PROBLEM TO WORK ON: Copy out each line below that has the word "arranged" in it.

Stored entries
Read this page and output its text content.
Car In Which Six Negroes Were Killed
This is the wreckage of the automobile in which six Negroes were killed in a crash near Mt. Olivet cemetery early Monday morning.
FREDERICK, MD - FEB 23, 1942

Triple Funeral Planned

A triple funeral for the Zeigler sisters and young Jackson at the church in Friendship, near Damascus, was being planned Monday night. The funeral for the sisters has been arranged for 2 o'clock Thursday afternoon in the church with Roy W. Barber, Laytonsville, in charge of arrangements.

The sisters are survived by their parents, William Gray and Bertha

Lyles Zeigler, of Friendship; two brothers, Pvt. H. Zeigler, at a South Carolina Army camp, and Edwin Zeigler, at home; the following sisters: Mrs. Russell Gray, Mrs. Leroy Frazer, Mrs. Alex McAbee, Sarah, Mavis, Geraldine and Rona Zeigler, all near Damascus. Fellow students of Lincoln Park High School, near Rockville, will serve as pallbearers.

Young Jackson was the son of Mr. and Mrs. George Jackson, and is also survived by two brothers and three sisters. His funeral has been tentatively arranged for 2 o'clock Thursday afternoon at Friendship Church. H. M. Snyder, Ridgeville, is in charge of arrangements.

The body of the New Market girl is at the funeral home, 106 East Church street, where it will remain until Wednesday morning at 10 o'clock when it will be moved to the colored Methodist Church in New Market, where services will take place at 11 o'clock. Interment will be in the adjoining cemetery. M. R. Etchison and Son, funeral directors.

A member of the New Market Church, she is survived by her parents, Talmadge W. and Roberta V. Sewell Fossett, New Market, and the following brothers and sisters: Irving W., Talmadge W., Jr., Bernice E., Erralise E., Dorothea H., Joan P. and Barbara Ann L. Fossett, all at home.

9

RESPONSE:
A triple funeral for the Zeigler sisters and young Jackson at the church in Friendship, near Damascus, was being planned Monday night. The funeral for the sisters has been arranged for 2 o'clock Thursday afternoon in the church with Roy W. Barber, Laytonsville, in charge of arrangements.
Young Jackson was the son of Mr. and Mrs. George Jackson, and is also survived by two brothers and three sisters. His funeral has been tentatively arranged for 2 o'clock Thursday afternoon at Friendship Church. H. M. Snyder, Ridgeville, is in charge of arrangements.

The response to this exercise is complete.